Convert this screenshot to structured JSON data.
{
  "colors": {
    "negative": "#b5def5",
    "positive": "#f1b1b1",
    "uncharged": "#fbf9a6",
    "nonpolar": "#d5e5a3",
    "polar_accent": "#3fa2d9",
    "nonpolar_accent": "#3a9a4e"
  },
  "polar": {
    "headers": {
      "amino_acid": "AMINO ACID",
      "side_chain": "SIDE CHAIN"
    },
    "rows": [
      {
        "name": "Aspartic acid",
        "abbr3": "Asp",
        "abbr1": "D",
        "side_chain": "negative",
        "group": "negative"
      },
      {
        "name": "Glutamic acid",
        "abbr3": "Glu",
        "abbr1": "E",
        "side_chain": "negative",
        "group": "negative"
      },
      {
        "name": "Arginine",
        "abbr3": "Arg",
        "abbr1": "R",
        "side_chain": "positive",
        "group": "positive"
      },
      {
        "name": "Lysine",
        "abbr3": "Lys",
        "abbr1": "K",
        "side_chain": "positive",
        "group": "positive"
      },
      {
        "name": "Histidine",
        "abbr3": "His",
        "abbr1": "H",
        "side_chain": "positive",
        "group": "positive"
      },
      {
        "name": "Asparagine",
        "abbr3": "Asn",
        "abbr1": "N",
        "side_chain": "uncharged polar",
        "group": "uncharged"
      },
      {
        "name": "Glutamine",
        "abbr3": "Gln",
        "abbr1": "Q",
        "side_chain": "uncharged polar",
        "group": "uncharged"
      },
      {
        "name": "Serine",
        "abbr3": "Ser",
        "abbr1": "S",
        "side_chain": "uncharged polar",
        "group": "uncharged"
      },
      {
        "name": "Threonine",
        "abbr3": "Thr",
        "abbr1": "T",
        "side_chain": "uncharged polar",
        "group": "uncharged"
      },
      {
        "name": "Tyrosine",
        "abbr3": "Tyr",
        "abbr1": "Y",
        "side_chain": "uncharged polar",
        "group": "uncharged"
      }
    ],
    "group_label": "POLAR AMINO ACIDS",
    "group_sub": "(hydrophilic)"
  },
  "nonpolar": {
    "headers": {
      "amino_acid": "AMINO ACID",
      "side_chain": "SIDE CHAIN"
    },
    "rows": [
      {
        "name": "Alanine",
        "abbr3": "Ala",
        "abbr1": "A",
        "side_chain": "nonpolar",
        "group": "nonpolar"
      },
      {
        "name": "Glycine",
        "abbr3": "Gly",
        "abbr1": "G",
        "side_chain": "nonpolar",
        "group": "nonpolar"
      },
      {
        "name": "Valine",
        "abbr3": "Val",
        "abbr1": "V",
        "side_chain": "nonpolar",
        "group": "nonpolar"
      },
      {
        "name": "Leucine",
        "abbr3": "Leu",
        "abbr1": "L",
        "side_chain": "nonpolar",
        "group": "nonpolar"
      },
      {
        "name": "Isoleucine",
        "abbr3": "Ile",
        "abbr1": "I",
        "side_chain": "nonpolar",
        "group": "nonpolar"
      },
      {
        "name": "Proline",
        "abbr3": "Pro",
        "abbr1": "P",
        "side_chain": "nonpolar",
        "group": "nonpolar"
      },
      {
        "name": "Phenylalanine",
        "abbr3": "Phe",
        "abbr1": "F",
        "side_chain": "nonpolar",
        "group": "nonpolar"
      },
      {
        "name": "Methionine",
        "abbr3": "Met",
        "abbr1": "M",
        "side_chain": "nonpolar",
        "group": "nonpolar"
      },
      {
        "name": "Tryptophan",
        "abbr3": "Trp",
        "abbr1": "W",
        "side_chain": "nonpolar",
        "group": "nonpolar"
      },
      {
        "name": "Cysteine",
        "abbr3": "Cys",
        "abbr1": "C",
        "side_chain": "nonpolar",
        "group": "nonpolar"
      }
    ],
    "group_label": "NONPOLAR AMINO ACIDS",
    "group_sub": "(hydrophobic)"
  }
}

____

Exercise objective:
Go back to the listing above and please repeat it exactly.

Result of the exercise:
Convert this screenshot to structured JSON data.
{
  "colors": {
    "negative": "#b5def5",
    "positive": "#f1b1b1",
    "uncharged": "#fbf9a6",
    "nonpolar": "#d5e5a3",
    "polar_accent": "#3fa2d9",
    "nonpolar_accent": "#3a9a4e"
  },
  "polar": {
    "headers": {
      "amino_acid": "AMINO ACID",
      "side_chain": "SIDE CHAIN"
    },
    "rows": [
      {
        "name": "Aspartic acid",
        "abbr3": "Asp",
        "abbr1": "D",
        "side_chain": "negative",
        "group": "negative"
      },
      {
        "name": "Glutamic acid",
        "abbr3": "Glu",
        "abbr1": "E",
        "side_chain": "negative",
        "group": "negative"
      },
      {
        "name": "Arginine",
        "abbr3": "Arg",
        "abbr1": "R",
        "side_chain": "positive",
        "group": "positive"
      },
      {
        "name": "Lysine",
        "abbr3": "Lys",
        "abbr1": "K",
        "side_chain": "positive",
        "group": "positive"
      },
      {
        "name": "Histidine",
        "abbr3": "His",
        "abbr1": "H",
        "side_chain": "positive",
        "group": "positive"
      },
      {
        "name": "Asparagine",
        "abbr3": "Asn",
        "abbr1": "N",
        "side_chain": "uncharged polar",
        "group": "uncharged"
      },
      {
        "name": "Glutamine",
        "abbr3": "Gln",
        "abbr1": "Q",
        "side_chain": "uncharged polar",
        "group": "uncharged"
      },
      {
        "name": "Serine",
        "abbr3": "Ser",
        "abbr1": "S",
        "side_chain": "uncharged polar",
        "group": "uncharged"
      },
      {
        "name": "Threonine",
        "abbr3": "Thr",
        "abbr1": "T",
        "side_chain": "uncharged polar",
        "group": "uncharged"
      },
      {
        "name": "Tyrosine",
        "abbr3": "Tyr",
        "abbr1": "Y",
        "side_chain": "uncharged polar",
        "group": "uncharged"
      }
    ],
    "group_label": "POLAR AMINO ACIDS",
    "group_sub": "(hydrophilic)"
  },
  "nonpolar": {
    "headers": {
      "amino_acid": "AMINO ACID",
      "side_chain": "SIDE CHAIN"
    },
    "rows": [
      {
        "name": "Alanine",
        "abbr3": "Ala",
        "abbr1": "A",
        "side_chain": "nonpolar",
        "group": "nonpolar"
      },
      {
        "name": "Glycine",
        "abbr3": "Gly",
        "abbr1": "G",
        "side_chain": "nonpolar",
        "group": "nonpolar"
      },
      {
        "name": "Valine",
        "abbr3": "Val",
        "abbr1": "V",
        "side_chain": "nonpolar",
        "group": "nonpolar"
      },
      {
        "name": "Leucine",
        "abbr3": "Leu",
        "abbr1": "L",
        "side_chain": "nonpolar",
        "group": "nonpolar"
      },
      {
        "name": "Isoleucine",
        "abbr3": "Ile",
        "abbr1": "I",
        "side_chain": "nonpolar",
        "group": "nonpolar"
      },
      {
        "name": "Proline",
        "abbr3": "Pro",
        "abbr1": "P",
        "side_chain": "nonpolar",
        "group": "nonpolar"
      },
      {
        "name": "Phenylalanine",
        "abbr3": "Phe",
        "abbr1": "F",
        "side_chain": "nonpolar",
        "group": "nonpolar"
      },
      {
        "name": "Methionine",
        "abbr3": "Met",
        "abbr1": "M",
        "side_chain": "nonpolar",
        "group": "nonpolar"
      },
      {
        "name": "Tryptophan",
        "abbr3": "Trp",
        "abbr1": "W",
        "side_chain": "nonpolar",
        "group": "nonpolar"
      },
      {
        "name": "Cysteine",
        "abbr3": "Cys",
        "abbr1": "C",
        "side_chain": "nonpolar",
        "group": "nonpolar"
      }
    ],
    "group_label": "NONPOLAR AMINO ACIDS",
    "group_sub": "(hydrophobic)"
  }
}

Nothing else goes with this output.